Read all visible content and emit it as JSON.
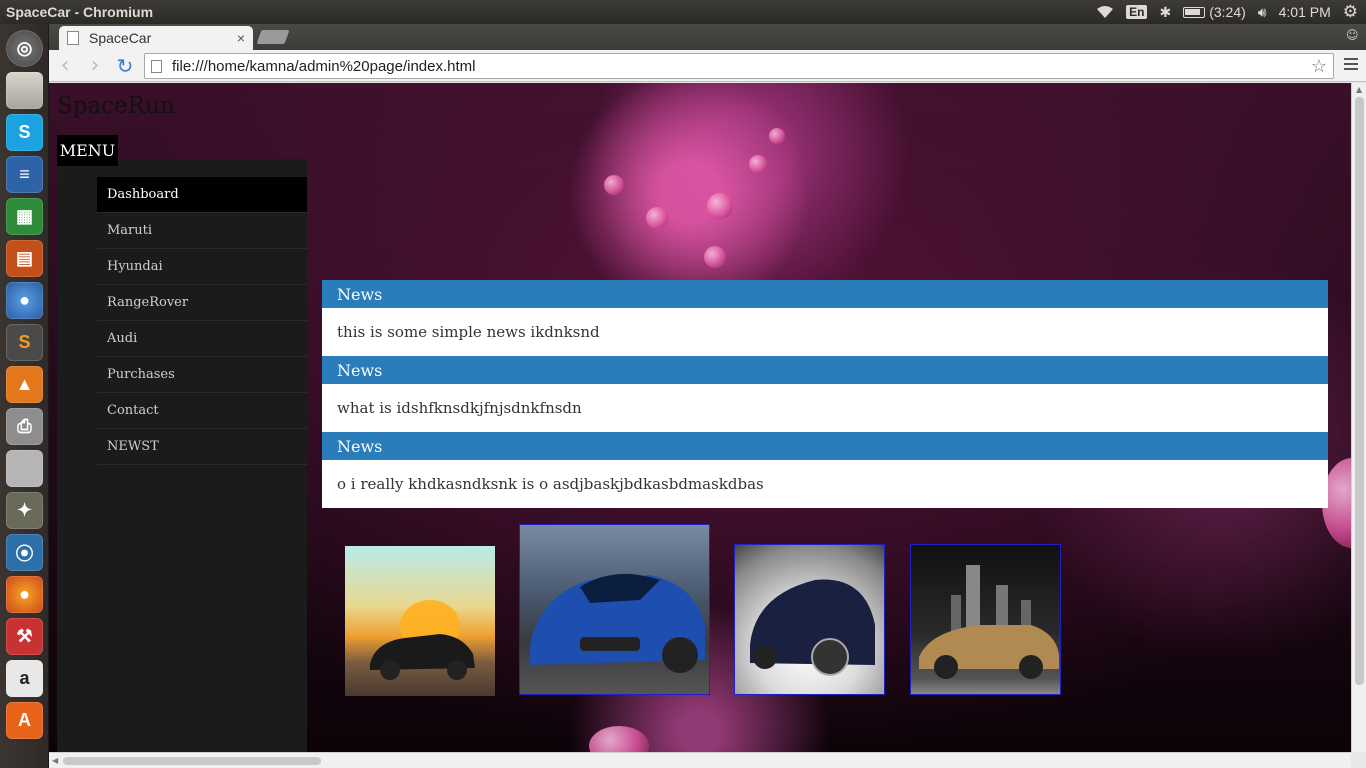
{
  "os_panel": {
    "window_title": "SpaceCar - Chromium",
    "language": "En",
    "battery": "(3:24)",
    "clock": "4:01 PM"
  },
  "browser": {
    "tab_title": "SpaceCar",
    "tab_close": "×",
    "url": "file:///home/kamna/admin%20page/index.html"
  },
  "page": {
    "site_title": "SpaceRun",
    "menu_label": "MENU",
    "sidebar": [
      {
        "label": "Dashboard"
      },
      {
        "label": "Maruti"
      },
      {
        "label": "Hyundai"
      },
      {
        "label": "RangeRover"
      },
      {
        "label": "Audi"
      },
      {
        "label": "Purchases"
      },
      {
        "label": "Contact"
      },
      {
        "label": "NEWST"
      }
    ],
    "news": [
      {
        "heading": "News",
        "text": "this is some simple news ikdnksnd"
      },
      {
        "heading": "News",
        "text": "what is idshfknsdkjfnjsdnkfnsdn"
      },
      {
        "heading": "News",
        "text": "o i really khdkasndksnk is o asdjbaskjbdkasbdmaskdbas"
      }
    ]
  },
  "colors": {
    "news_header": "#2b7cbb",
    "sidebar_bg": "#1b1b1b",
    "active_item": "#000000",
    "image_frame": "#2020c8"
  }
}
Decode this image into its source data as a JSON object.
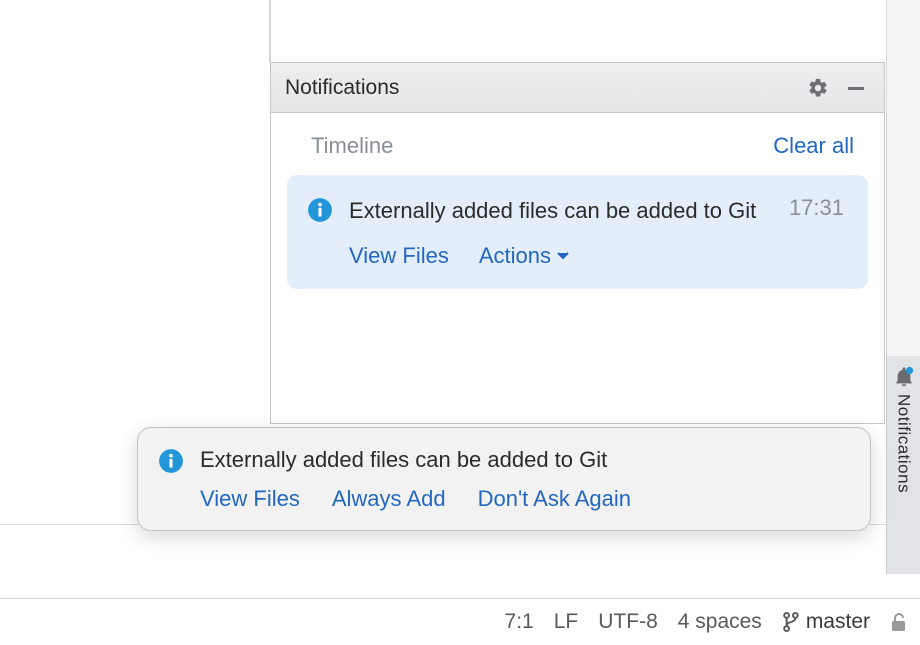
{
  "panel": {
    "title": "Notifications",
    "timeline_label": "Timeline",
    "clear_all": "Clear all"
  },
  "notification": {
    "message": "Externally added files can be added to Git",
    "time": "17:31",
    "view_files": "View Files",
    "actions_label": "Actions"
  },
  "balloon": {
    "message": "Externally added files can be added to Git",
    "view_files": "View Files",
    "always_add": "Always Add",
    "dont_ask": "Don't Ask Again"
  },
  "sidebar": {
    "notifications_label": "Notifications"
  },
  "statusbar": {
    "position": "7:1",
    "line_sep": "LF",
    "encoding": "UTF-8",
    "indent": "4 spaces",
    "branch": "master"
  },
  "colors": {
    "link": "#2368c0",
    "info": "#2395d9"
  }
}
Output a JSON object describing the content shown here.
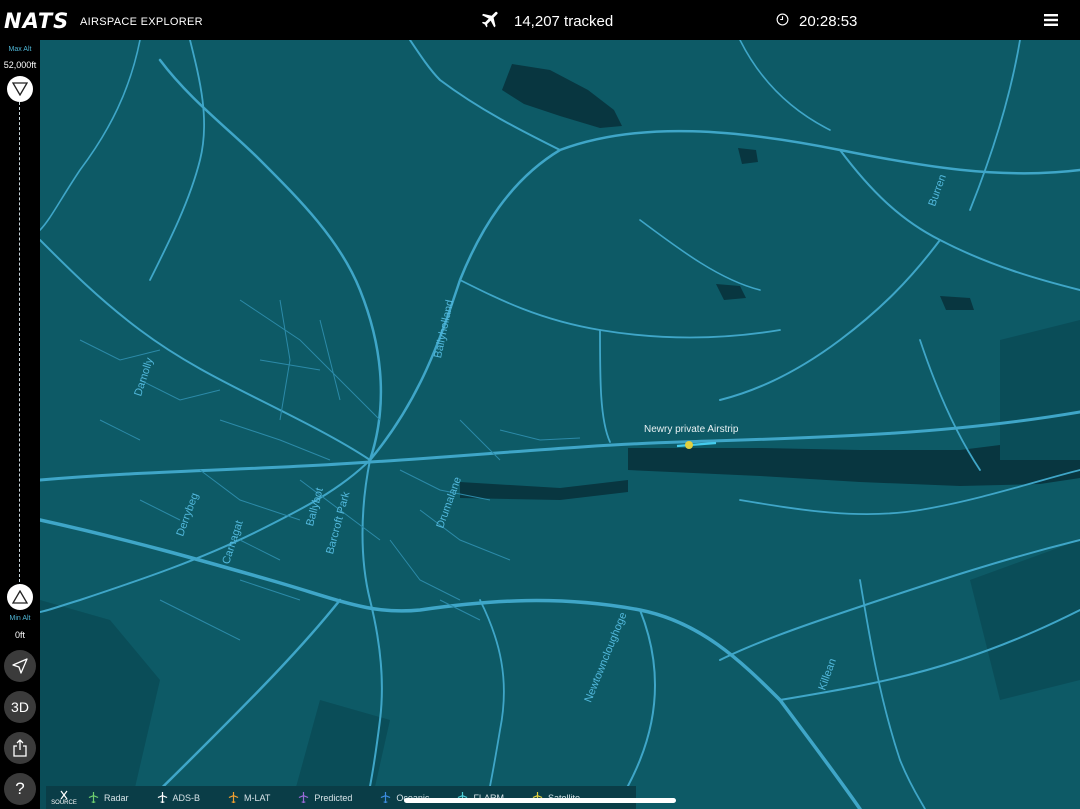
{
  "header": {
    "logo": "NATS",
    "app_name": "AIRSPACE EXPLORER",
    "tracked_count": "14,207 tracked",
    "time": "20:28:53"
  },
  "sidebar": {
    "max_alt_label": "Max Alt",
    "max_alt_value": "52,000ft",
    "min_alt_label": "Min Alt",
    "min_alt_value": "0ft",
    "three_d_label": "3D",
    "help_label": "?"
  },
  "map": {
    "airstrip": "Newry private Airstrip",
    "places": {
      "damolly": "Damolly",
      "ballyholland": "Ballyholland",
      "derrybeg": "Derrybeg",
      "carnagat": "Carnagat",
      "ballybot": "Ballybot",
      "barcroft_park": "Barcroft Park",
      "drumalane": "Drumalane",
      "newtowncloughoge": "Newtowncloughoge",
      "killean": "Killean",
      "burren": "Burren"
    }
  },
  "legend": {
    "source": "SOURCE",
    "items": [
      {
        "label": "Radar",
        "color": "#6fcf6f"
      },
      {
        "label": "ADS-B",
        "color": "#ffffff"
      },
      {
        "label": "M-LAT",
        "color": "#f0a030"
      },
      {
        "label": "Predicted",
        "color": "#9a6bd8"
      },
      {
        "label": "Oceanic",
        "color": "#3d8de0"
      },
      {
        "label": "FLARM",
        "color": "#4fd0d8"
      },
      {
        "label": "Satellite",
        "color": "#e0d040"
      }
    ]
  },
  "colors": {
    "map_background": "#0d5a66",
    "road": "#3fa6c8",
    "water": "#083640",
    "place_label": "#52b8dc"
  }
}
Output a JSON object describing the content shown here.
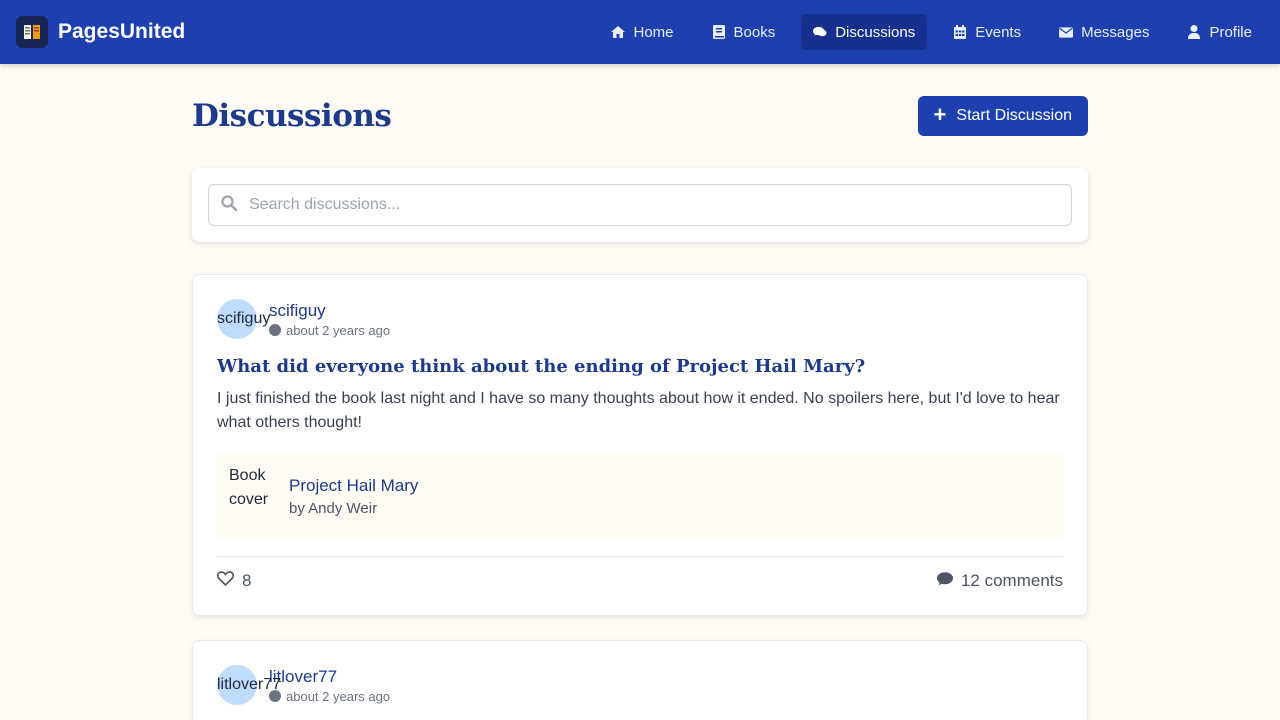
{
  "app": {
    "name": "PagesUnited"
  },
  "nav": [
    {
      "label": "Home",
      "icon": "home-icon"
    },
    {
      "label": "Books",
      "icon": "book-icon"
    },
    {
      "label": "Discussions",
      "icon": "comments-icon"
    },
    {
      "label": "Events",
      "icon": "calendar-icon"
    },
    {
      "label": "Messages",
      "icon": "envelope-icon"
    },
    {
      "label": "Profile",
      "icon": "user-icon"
    }
  ],
  "page": {
    "title": "Discussions",
    "start_button": "Start Discussion"
  },
  "search": {
    "placeholder": "Search discussions..."
  },
  "posts": [
    {
      "author": "scifiguy",
      "avatar_alt": "scifiguy",
      "time": "about 2 years ago",
      "title": "What did everyone think about the ending of Project Hail Mary?",
      "body": "I just finished the book last night and I have so many thoughts about how it ended. No spoilers here, but I'd love to hear what others thought!",
      "book": {
        "cover_alt": "Book cover",
        "title": "Project Hail Mary",
        "author": "by Andy Weir"
      },
      "likes": "8",
      "comments": "12 comments"
    },
    {
      "author": "litlover77",
      "avatar_alt": "litlover77",
      "time": "about 2 years ago"
    }
  ],
  "colors": {
    "nav_bg": "#1e40af",
    "accent": "#1e3a8a",
    "page_bg": "#fffbf5"
  }
}
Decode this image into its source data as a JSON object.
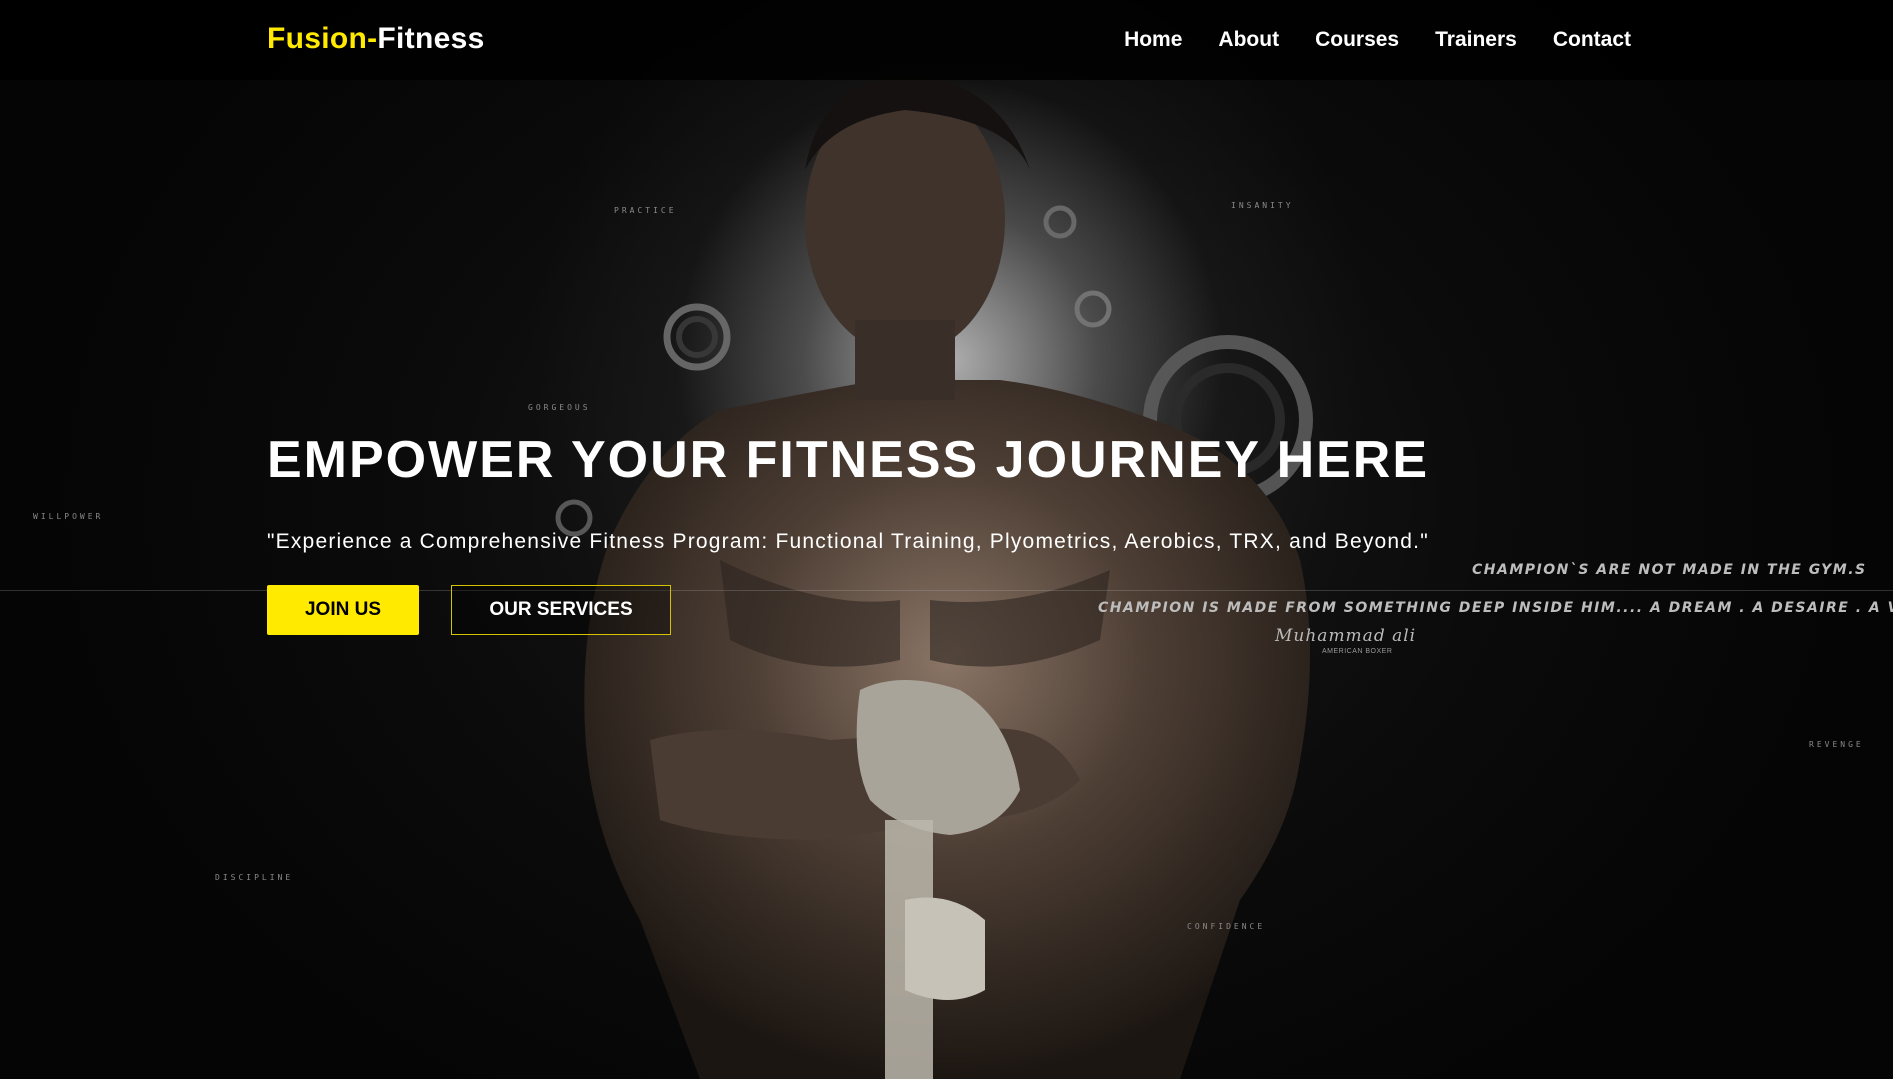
{
  "brand": {
    "part1": "Fusion-",
    "part2": "Fitness",
    "accent_color": "#ffea00"
  },
  "nav": {
    "items": [
      {
        "label": "Home"
      },
      {
        "label": "About"
      },
      {
        "label": "Courses"
      },
      {
        "label": "Trainers"
      },
      {
        "label": "Contact"
      }
    ]
  },
  "hero": {
    "title": "EMPOWER YOUR FITNESS JOURNEY HERE",
    "subtitle": "\"Experience a Comprehensive Fitness Program: Functional Training, Plyometrics, Aerobics, TRX, and Beyond.\"",
    "join_label": "JOIN US",
    "services_label": "OUR SERVICES"
  },
  "background_art": {
    "quote_line1": "CHAMPION`S ARE NOT MADE IN THE GYM.S",
    "quote_line2": "CHAMPION IS MADE FROM SOMETHING DEEP INSIDE HIM.... A DREAM . A DESAIRE . A VISION...!",
    "signature": "Muhammad ali",
    "signature_sub": "AMERICAN BOXER",
    "words": [
      "PRACTICE",
      "INSANITY",
      "GORGEOUS",
      "WILLPOWER",
      "DISCIPLINE",
      "CONFIDENCE",
      "REVENGE"
    ]
  }
}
§ §
### WORK TO DO
Copy the listing in full and without alteration, omitting every picture.

### SOLUTION TO THIS TASK
Read all visible content and emit it as JSON.
{
  "os_panel": {
    "window_title": "SpaceCar - Chromium",
    "language": "En",
    "battery": "(3:24)",
    "clock": "4:01 PM"
  },
  "browser": {
    "tab_title": "SpaceCar",
    "tab_close": "×",
    "url": "file:///home/kamna/admin%20page/index.html"
  },
  "page": {
    "site_title": "SpaceRun",
    "menu_label": "MENU",
    "sidebar": [
      {
        "label": "Dashboard"
      },
      {
        "label": "Maruti"
      },
      {
        "label": "Hyundai"
      },
      {
        "label": "RangeRover"
      },
      {
        "label": "Audi"
      },
      {
        "label": "Purchases"
      },
      {
        "label": "Contact"
      },
      {
        "label": "NEWST"
      }
    ],
    "news": [
      {
        "heading": "News",
        "text": "this is some simple news ikdnksnd"
      },
      {
        "heading": "News",
        "text": "what is idshfknsdkjfnjsdnkfnsdn"
      },
      {
        "heading": "News",
        "text": "o i really khdkasndksnk is o asdjbaskjbdkasbdmaskdbas"
      }
    ]
  },
  "colors": {
    "news_header": "#2b7cbb",
    "sidebar_bg": "#1b1b1b",
    "active_item": "#000000",
    "image_frame": "#2020c8"
  }
}
Decode this image into its source data as a JSON object.
{
  "panel": {
    "title": "Notifications",
    "timeline_label": "Timeline",
    "clear_all": "Clear all"
  },
  "notification": {
    "message": "Externally added files can be added to Git",
    "time": "17:31",
    "view_files": "View Files",
    "actions_label": "Actions"
  },
  "balloon": {
    "message": "Externally added files can be added to Git",
    "view_files": "View Files",
    "always_add": "Always Add",
    "dont_ask": "Don't Ask Again"
  },
  "sidebar": {
    "notifications_label": "Notifications"
  },
  "statusbar": {
    "position": "7:1",
    "line_sep": "LF",
    "encoding": "UTF-8",
    "indent": "4 spaces",
    "branch": "master"
  },
  "colors": {
    "link": "#2368c0",
    "info": "#2395d9"
  }
}
Output a JSON object describing the content shown here.
{
  "header": {
    "logo": "NATS",
    "app_name": "AIRSPACE EXPLORER",
    "tracked_count": "14,207 tracked",
    "time": "20:28:53"
  },
  "sidebar": {
    "max_alt_label": "Max Alt",
    "max_alt_value": "52,000ft",
    "min_alt_label": "Min Alt",
    "min_alt_value": "0ft",
    "three_d_label": "3D",
    "help_label": "?"
  },
  "map": {
    "airstrip": "Newry private Airstrip",
    "places": {
      "damolly": "Damolly",
      "ballyholland": "Ballyholland",
      "derrybeg": "Derrybeg",
      "carnagat": "Carnagat",
      "ballybot": "Ballybot",
      "barcroft_park": "Barcroft Park",
      "drumalane": "Drumalane",
      "newtowncloughoge": "Newtowncloughoge",
      "killean": "Killean",
      "burren": "Burren"
    }
  },
  "legend": {
    "source": "SOURCE",
    "items": [
      {
        "label": "Radar",
        "color": "#6fcf6f"
      },
      {
        "label": "ADS-B",
        "color": "#ffffff"
      },
      {
        "label": "M-LAT",
        "color": "#f0a030"
      },
      {
        "label": "Predicted",
        "color": "#9a6bd8"
      },
      {
        "label": "Oceanic",
        "color": "#3d8de0"
      },
      {
        "label": "FLARM",
        "color": "#4fd0d8"
      },
      {
        "label": "Satellite",
        "color": "#e0d040"
      }
    ]
  },
  "colors": {
    "map_background": "#0d5a66",
    "road": "#3fa6c8",
    "water": "#083640",
    "place_label": "#52b8dc"
  }
}
Output a JSON object describing the content shown here.
{
  "app": {
    "name": "PagesUnited"
  },
  "nav": [
    {
      "label": "Home",
      "icon": "home-icon"
    },
    {
      "label": "Books",
      "icon": "book-icon"
    },
    {
      "label": "Discussions",
      "icon": "comments-icon"
    },
    {
      "label": "Events",
      "icon": "calendar-icon"
    },
    {
      "label": "Messages",
      "icon": "envelope-icon"
    },
    {
      "label": "Profile",
      "icon": "user-icon"
    }
  ],
  "page": {
    "title": "Discussions",
    "start_button": "Start Discussion"
  },
  "search": {
    "placeholder": "Search discussions..."
  },
  "posts": [
    {
      "author": "scifiguy",
      "avatar_alt": "scifiguy",
      "time": "about 2 years ago",
      "title": "What did everyone think about the ending of Project Hail Mary?",
      "body": "I just finished the book last night and I have so many thoughts about how it ended. No spoilers here, but I'd love to hear what others thought!",
      "book": {
        "cover_alt": "Book cover",
        "title": "Project Hail Mary",
        "author": "by Andy Weir"
      },
      "likes": "8",
      "comments": "12 comments"
    },
    {
      "author": "litlover77",
      "avatar_alt": "litlover77",
      "time": "about 2 years ago"
    }
  ],
  "colors": {
    "nav_bg": "#1e40af",
    "accent": "#1e3a8a",
    "page_bg": "#fffbf5"
  }
}
Decode this image into its source data as a JSON object.
{
  "brand": {
    "part1": "Fusion-",
    "part2": "Fitness",
    "accent_color": "#ffea00"
  },
  "nav": {
    "items": [
      {
        "label": "Home"
      },
      {
        "label": "About"
      },
      {
        "label": "Courses"
      },
      {
        "label": "Trainers"
      },
      {
        "label": "Contact"
      }
    ]
  },
  "hero": {
    "title": "EMPOWER YOUR FITNESS JOURNEY HERE",
    "subtitle": "\"Experience a Comprehensive Fitness Program: Functional Training, Plyometrics, Aerobics, TRX, and Beyond.\"",
    "join_label": "JOIN US",
    "services_label": "OUR SERVICES"
  },
  "background_art": {
    "quote_line1": "CHAMPION`S ARE NOT MADE IN THE GYM.S",
    "quote_line2": "CHAMPION IS MADE FROM SOMETHING DEEP INSIDE HIM.... A DREAM . A DESAIRE . A VISION...!",
    "signature": "Muhammad ali",
    "signature_sub": "AMERICAN BOXER",
    "words": [
      "PRACTICE",
      "INSANITY",
      "GORGEOUS",
      "WILLPOWER",
      "DISCIPLINE",
      "CONFIDENCE",
      "REVENGE"
    ]
  }
}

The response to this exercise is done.